Given task A:
Using the passage below on Engility's acquisition of TASC, answer:
(i) Under what symbol does the New Engility common stock trade on the NYSE?
(ii) What approximate share of the common stock outstanding as of February 26, 2015 did former stockholders of TASC Parent Corporation hold?
(iii) What was the per-share amount of the Cash Dividend?

Article:

_ _ _ _

The business combination was effected through a new holding company named New East Holdings, Inc. (New Engility). As a result of the business combination, New Engility succeeded to and continues to operate, directly or indirectly, the existing business of Engility and, indirectly, acquired the existing business of TASC. Accordingly, the combined companies now operate under New East Holdings, Inc. which was renamed “Engility Holdings, Inc.” upon the closing of the acquisition. The New Engility common stock, similar to the predecessor Engility common stock, trades on the New York Stock Exchange (NYSE) under the symbol “EGL.”
As a result of the acquisition of TASC, former stockholders of TASC Parent Corporation, the parent company of TASC, held approximately 52% of our shares of common stock outstanding as of February 26, 2015, the closing date of the acquisition.
As a condition to the merger, we entered into a Stockholders Agreement, dated February 26, 2015, with Birch Partners, LP (Birch), and for the limited purposes set forth therein, certain investment funds affiliated with Kohlberg Kravis Roberts & Co. L.P. (KKR) and certain investment funds affiliated with General Atlantic LLC (GA) (the Stockholders Agreement). The Stockholders Agreement establishes certain rights, restrictions and obligations of Birch, KKR and GA, and sets forth certain governance and other arrangements relating to Engility, including the right of Birch to designate (i) four directors for nomination to our board of directors for so long as each of KKR and GA (including their respective affiliates) beneficially own at least 50% of the shares of our common stock it owned as of the date of the Stockholders Agreement and (ii) two directors for nomination to our board of directors for so long as each of KKR and GA (including their respective affiliates) beneficially own at least 25% of the shares of our common stock it owned as of the date of the Stockholders Agreement.
In connection with the acquisition, we issued 18,937,765 shares of Engility common stock on February 26, 2015 valued at approximately $663 million, and we assumed debt with an estimated fair value of $623 million. Engility declared a special cash dividend payable to stockholders of record as of immediately prior to the closing of the TASC transaction (the Cash Dividend), including holders of all outstanding RSUs and performance shares upon vesting, in the amount of $207 million, or $11.434 per share. For holders of unvested RSUs and performance shares, the Cash Dividend accrued on such grants and will be delivered to the holders upon the vesting of such grants. In connection with the acquisition, Engility has paid $203 million pursuant to the Cash Dividend to stockholders and holders of vested RSUs and options. The remaining Cash Dividend balance will be paid to holders upon the vesting of their outstanding RSUs and performance shares.

_ _ _ _

Given task B: In the entries, copy the lines between the line holding "staticText: Version <box>16 244 52 258</box>" and the line holding "staticText: 81 <box>269 6 278 16</box>", inclusive.

(Items from a dataset)
_ _ _ _

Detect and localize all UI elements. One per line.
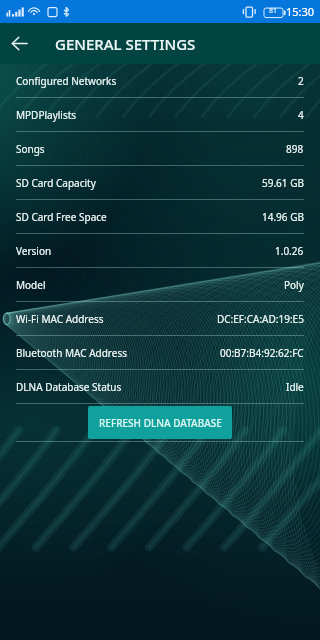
staticText: Version <box>16 244 52 258</box>
staticText: Songs <box>16 142 45 156</box>
staticText: Bluetooth MAC Address <box>16 346 128 360</box>
staticText: 15:30 <box>286 4 315 19</box>
button[interactable]: SD Card Free Space <box>0 200 320 234</box>
staticText: REFRESH DLNA DATABASE <box>99 416 222 430</box>
staticText: Poly <box>284 278 304 292</box>
button[interactable]: Bluetooth MAC Address <box>0 336 320 370</box>
staticText: 1.0.26 <box>275 244 304 258</box>
staticText: SD Card Free Space <box>16 210 107 224</box>
button[interactable]: Configured Networks <box>0 64 320 98</box>
staticText: SD Card Capacity <box>16 176 96 190</box>
button[interactable]: MPDPlaylists <box>0 98 320 132</box>
button[interactable]: Songs <box>0 132 320 166</box>
staticText: 898 <box>286 142 304 156</box>
staticText: Wi-Fi MAC Address <box>16 312 104 326</box>
staticText: DLNA Database Status <box>16 380 122 394</box>
staticText: 81 <box>269 6 278 16</box>
button[interactable]: Back <box>0 23 38 64</box>
staticText: 4 <box>298 108 304 122</box>
staticText: Idle <box>286 380 304 394</box>
staticText: 59.61 GB <box>262 176 304 190</box>
button[interactable]: DLNA Database Status <box>0 370 320 404</box>
staticText: Configured Networks <box>16 74 117 88</box>
button[interactable]: SD Card Capacity <box>0 166 320 200</box>
staticText: 2 <box>298 74 304 88</box>
button[interactable]: Version <box>0 234 320 268</box>
staticText: MPDPlaylists <box>16 108 77 122</box>
button[interactable]: Model <box>0 268 320 302</box>
staticText: 00:B7:B4:92:62:FC <box>220 346 304 360</box>
button[interactable]: Wi-Fi MAC Address <box>0 302 320 336</box>
staticText: GENERAL SETTINGS <box>55 34 196 54</box>
button[interactable]: REFRESH DLNA DATABASE <box>0 404 320 441</box>
staticText: 14.96 GB <box>262 210 304 224</box>
staticText: DC:EF:CA:AD:19:E5 <box>217 312 304 326</box>
staticText: Model <box>16 278 46 292</box>
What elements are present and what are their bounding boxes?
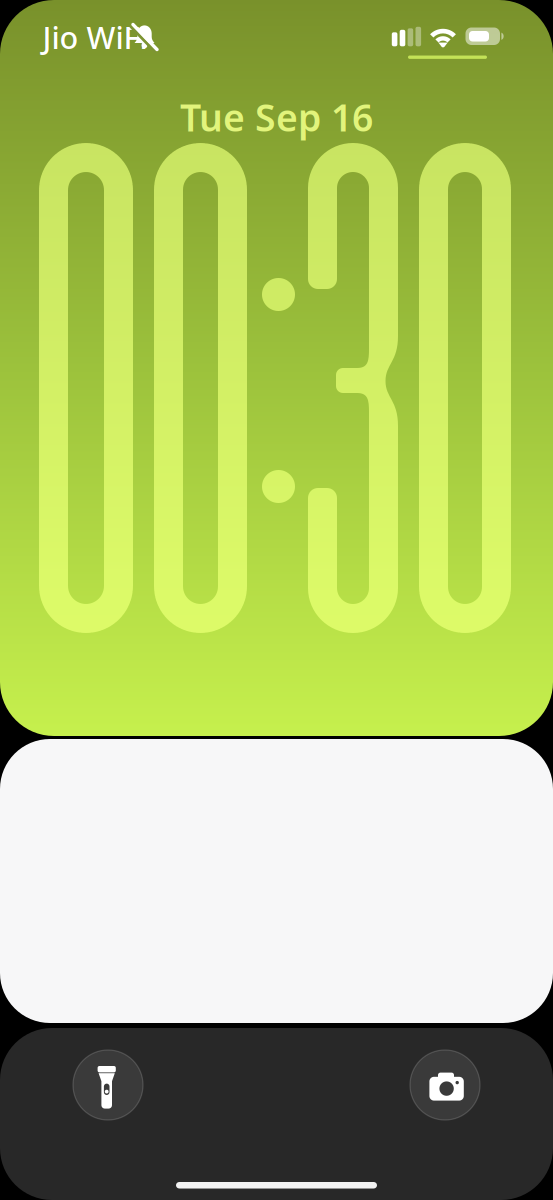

_ _ _ _

Final answer A:
(i) "EGL"
(ii) Approximately 52%
(iii) $11.434 per share

Final answer B:
staticText: Version <box>16 244 52 258</box>
staticText: Songs <box>16 142 45 156</box>
staticText: Bluetooth MAC Address <box>16 346 128 360</box>
staticText: 15:30 <box>286 4 315 19</box>
button[interactable]: SD Card Free Space <box>0 200 320 234</box>
staticText: REFRESH DLNA DATABASE <box>99 416 222 430</box>
staticText: Poly <box>284 278 304 292</box>
button[interactable]: Bluetooth MAC Address <box>0 336 320 370</box>
staticText: 1.0.26 <box>275 244 304 258</box>
staticText: SD Card Free Space <box>16 210 107 224</box>
button[interactable]: Configured Networks <box>0 64 320 98</box>
staticText: SD Card Capacity <box>16 176 96 190</box>
button[interactable]: MPDPlaylists <box>0 98 320 132</box>
button[interactable]: Songs <box>0 132 320 166</box>
staticText: 898 <box>286 142 304 156</box>
staticText: Wi-Fi MAC Address <box>16 312 104 326</box>
staticText: DLNA Database Status <box>16 380 122 394</box>
staticText: 81 <box>269 6 278 16</box>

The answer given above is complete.